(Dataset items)
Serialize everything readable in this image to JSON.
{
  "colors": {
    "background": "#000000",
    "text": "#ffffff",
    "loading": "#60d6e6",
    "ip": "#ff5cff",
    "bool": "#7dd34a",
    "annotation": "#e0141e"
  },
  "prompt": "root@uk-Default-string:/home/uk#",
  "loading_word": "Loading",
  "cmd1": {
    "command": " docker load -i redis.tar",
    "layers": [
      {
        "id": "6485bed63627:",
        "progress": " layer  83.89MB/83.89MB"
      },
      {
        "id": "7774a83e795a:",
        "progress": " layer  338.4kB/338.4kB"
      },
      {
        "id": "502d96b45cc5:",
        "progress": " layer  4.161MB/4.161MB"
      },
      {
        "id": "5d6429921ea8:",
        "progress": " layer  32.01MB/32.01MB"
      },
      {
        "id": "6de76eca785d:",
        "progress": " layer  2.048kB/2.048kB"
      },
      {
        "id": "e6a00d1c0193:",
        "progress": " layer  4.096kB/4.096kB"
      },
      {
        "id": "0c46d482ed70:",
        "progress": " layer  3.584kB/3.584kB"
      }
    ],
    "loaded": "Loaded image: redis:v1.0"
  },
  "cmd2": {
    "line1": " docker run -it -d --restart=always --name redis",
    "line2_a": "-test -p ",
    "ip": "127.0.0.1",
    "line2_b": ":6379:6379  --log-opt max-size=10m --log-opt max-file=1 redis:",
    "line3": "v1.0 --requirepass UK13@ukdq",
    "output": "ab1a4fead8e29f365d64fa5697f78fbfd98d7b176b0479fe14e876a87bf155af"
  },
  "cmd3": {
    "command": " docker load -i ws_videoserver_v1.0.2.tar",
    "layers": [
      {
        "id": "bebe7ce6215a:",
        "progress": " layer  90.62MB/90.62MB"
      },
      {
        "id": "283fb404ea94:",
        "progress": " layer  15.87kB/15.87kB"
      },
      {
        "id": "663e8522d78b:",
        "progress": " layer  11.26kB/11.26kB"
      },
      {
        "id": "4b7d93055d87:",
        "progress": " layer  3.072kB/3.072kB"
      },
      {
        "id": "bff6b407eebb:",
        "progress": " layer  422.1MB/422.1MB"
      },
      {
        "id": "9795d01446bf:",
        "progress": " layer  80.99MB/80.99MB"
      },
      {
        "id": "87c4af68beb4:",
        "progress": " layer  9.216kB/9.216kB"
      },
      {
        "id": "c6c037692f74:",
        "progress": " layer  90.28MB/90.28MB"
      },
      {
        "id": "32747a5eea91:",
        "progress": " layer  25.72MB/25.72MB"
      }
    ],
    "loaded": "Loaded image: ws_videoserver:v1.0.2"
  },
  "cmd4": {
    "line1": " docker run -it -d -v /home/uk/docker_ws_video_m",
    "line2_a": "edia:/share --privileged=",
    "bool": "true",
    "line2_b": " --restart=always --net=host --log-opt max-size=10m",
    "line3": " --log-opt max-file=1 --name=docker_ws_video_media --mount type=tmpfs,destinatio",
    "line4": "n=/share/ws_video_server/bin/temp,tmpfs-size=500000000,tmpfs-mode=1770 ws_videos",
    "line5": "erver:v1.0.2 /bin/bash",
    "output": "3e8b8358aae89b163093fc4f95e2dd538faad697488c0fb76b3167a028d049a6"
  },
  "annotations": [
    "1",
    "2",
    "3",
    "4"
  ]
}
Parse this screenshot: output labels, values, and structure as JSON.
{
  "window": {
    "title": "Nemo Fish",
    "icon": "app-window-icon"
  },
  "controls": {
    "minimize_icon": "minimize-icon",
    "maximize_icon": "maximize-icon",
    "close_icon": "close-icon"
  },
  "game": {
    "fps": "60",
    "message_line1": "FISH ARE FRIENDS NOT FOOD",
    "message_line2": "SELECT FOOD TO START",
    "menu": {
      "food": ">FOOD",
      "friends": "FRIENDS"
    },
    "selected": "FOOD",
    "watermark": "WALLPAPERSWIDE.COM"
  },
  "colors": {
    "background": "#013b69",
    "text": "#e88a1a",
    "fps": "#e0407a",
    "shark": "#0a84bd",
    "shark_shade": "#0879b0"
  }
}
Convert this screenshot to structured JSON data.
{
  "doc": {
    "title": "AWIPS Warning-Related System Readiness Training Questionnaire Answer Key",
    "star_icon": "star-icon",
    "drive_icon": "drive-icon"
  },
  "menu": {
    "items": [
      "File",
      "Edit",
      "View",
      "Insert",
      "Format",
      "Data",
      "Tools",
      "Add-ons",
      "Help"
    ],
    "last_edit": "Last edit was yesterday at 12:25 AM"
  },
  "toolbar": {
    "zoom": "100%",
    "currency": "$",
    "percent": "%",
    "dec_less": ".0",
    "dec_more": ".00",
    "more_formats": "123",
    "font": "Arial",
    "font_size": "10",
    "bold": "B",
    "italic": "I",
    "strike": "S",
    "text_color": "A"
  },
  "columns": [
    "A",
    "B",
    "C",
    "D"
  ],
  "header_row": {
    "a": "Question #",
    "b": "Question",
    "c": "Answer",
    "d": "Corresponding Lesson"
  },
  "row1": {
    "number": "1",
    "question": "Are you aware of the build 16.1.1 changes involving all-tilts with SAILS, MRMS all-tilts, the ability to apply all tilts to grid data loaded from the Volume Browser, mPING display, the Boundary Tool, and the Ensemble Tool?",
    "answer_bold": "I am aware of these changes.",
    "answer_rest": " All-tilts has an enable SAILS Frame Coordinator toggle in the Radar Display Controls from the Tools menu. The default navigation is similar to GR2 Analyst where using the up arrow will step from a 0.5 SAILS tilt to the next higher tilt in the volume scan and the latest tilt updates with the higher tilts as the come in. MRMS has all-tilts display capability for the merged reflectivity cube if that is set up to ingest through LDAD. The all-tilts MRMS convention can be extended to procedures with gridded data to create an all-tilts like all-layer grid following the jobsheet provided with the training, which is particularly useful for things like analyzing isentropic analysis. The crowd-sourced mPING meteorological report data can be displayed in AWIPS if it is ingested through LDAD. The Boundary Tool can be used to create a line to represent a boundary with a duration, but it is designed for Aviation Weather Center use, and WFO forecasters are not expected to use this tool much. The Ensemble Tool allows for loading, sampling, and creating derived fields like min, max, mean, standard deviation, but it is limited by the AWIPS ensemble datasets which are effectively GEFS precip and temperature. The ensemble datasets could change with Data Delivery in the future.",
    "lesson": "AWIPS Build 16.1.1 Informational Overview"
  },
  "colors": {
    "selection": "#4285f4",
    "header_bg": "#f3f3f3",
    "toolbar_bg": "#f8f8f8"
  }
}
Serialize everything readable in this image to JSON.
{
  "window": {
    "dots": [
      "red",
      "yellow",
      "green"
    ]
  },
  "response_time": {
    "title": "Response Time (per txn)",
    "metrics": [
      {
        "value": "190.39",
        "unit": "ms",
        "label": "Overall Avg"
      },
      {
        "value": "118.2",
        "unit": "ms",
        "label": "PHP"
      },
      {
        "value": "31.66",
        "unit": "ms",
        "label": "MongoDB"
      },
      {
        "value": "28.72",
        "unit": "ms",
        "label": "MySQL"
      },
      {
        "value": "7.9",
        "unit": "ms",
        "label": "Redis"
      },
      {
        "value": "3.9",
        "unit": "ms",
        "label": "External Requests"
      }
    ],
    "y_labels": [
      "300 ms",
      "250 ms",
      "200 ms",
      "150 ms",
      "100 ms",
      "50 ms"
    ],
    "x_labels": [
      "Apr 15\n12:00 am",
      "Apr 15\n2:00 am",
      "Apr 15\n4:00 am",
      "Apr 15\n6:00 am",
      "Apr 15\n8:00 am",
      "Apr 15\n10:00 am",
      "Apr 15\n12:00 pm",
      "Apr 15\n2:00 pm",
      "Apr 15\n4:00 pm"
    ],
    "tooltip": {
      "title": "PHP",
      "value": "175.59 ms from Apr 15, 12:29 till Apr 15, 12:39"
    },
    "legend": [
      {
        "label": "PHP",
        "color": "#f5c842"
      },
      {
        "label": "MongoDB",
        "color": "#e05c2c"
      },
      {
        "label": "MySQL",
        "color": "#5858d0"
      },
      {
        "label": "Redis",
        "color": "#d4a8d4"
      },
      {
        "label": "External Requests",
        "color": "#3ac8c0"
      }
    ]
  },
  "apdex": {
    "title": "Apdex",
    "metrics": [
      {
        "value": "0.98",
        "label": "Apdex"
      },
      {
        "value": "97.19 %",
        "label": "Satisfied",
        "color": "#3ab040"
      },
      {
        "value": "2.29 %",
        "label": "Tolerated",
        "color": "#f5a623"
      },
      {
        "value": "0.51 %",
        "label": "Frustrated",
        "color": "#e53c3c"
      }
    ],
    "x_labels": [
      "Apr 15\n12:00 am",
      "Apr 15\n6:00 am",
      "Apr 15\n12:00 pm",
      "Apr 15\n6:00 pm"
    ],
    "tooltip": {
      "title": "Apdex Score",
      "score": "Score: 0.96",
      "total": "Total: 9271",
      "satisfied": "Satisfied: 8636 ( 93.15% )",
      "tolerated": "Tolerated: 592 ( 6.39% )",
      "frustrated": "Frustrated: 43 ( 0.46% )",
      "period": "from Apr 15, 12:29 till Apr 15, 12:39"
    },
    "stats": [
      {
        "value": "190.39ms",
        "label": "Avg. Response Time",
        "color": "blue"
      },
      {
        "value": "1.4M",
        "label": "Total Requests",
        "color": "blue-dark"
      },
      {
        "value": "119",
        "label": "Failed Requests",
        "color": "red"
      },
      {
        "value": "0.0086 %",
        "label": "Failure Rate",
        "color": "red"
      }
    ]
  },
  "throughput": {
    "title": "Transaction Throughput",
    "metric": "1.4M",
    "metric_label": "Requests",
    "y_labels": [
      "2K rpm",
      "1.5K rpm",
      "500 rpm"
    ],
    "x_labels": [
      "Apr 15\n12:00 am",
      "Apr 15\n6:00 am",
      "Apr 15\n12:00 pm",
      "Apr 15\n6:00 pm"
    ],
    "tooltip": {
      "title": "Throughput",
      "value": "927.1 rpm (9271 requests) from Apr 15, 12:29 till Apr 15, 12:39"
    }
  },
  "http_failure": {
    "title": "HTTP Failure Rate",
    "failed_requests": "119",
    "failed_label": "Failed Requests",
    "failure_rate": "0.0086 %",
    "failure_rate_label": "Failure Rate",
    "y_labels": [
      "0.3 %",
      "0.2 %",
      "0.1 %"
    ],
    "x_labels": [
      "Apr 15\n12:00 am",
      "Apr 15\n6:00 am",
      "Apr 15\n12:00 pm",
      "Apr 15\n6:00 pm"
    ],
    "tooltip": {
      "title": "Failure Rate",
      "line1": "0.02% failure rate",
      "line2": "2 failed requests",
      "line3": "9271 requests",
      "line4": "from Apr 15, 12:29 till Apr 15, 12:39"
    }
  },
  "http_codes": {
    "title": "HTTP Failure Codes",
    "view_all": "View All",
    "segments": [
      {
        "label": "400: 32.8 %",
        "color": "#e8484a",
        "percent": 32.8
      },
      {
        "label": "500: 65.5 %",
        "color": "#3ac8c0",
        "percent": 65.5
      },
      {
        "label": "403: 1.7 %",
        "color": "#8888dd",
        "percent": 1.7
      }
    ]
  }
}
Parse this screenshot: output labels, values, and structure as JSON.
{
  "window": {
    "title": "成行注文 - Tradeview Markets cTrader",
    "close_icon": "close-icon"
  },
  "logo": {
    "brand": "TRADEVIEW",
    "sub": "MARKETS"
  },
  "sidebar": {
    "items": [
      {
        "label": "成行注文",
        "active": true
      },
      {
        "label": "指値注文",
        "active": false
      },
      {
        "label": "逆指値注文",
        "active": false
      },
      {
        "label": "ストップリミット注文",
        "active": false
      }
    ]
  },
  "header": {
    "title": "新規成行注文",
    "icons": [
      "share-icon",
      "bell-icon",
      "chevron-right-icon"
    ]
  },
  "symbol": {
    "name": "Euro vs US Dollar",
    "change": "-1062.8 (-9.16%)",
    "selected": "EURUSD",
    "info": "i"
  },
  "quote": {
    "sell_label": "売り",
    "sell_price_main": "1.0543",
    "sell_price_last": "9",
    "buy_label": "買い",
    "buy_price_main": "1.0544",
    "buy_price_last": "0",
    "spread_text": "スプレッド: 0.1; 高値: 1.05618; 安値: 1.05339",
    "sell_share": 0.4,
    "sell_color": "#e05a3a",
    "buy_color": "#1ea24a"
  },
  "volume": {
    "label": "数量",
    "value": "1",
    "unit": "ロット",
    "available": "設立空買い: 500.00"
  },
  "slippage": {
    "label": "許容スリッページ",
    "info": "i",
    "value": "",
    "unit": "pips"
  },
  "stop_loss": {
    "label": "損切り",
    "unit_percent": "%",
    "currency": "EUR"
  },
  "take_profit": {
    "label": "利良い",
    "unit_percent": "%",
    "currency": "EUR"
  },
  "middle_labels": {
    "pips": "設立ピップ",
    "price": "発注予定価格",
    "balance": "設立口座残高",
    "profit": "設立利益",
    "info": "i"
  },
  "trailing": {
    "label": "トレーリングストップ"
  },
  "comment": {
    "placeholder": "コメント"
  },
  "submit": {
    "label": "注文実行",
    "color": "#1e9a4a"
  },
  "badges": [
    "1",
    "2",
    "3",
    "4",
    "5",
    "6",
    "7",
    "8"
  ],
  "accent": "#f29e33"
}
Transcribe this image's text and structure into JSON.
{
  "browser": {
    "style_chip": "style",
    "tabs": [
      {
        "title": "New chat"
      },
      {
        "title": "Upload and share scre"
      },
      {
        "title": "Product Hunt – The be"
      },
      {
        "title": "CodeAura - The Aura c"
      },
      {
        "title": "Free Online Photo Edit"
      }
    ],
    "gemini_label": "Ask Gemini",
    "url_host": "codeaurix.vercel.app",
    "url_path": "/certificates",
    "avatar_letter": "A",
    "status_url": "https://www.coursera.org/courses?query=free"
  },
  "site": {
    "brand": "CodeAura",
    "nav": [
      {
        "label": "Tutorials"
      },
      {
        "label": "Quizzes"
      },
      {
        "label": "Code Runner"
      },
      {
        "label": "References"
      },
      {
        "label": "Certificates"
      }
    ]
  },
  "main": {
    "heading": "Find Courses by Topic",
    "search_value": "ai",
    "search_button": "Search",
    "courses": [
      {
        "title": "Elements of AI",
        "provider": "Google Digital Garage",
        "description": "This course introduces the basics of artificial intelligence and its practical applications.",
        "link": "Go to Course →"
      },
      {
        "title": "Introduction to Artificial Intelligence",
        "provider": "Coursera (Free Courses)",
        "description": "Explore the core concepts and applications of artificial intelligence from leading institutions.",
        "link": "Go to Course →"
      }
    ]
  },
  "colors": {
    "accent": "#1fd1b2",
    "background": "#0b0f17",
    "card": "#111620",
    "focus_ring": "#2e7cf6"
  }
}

Written instruction: Copy all lines from the material that include "FOOD".

Task solution:
    "message_line1": "FISH ARE FRIENDS NOT FOOD",
    "message_line2": "SELECT FOOD TO START",
      "food": ">FOOD",
    "selected": "FOOD",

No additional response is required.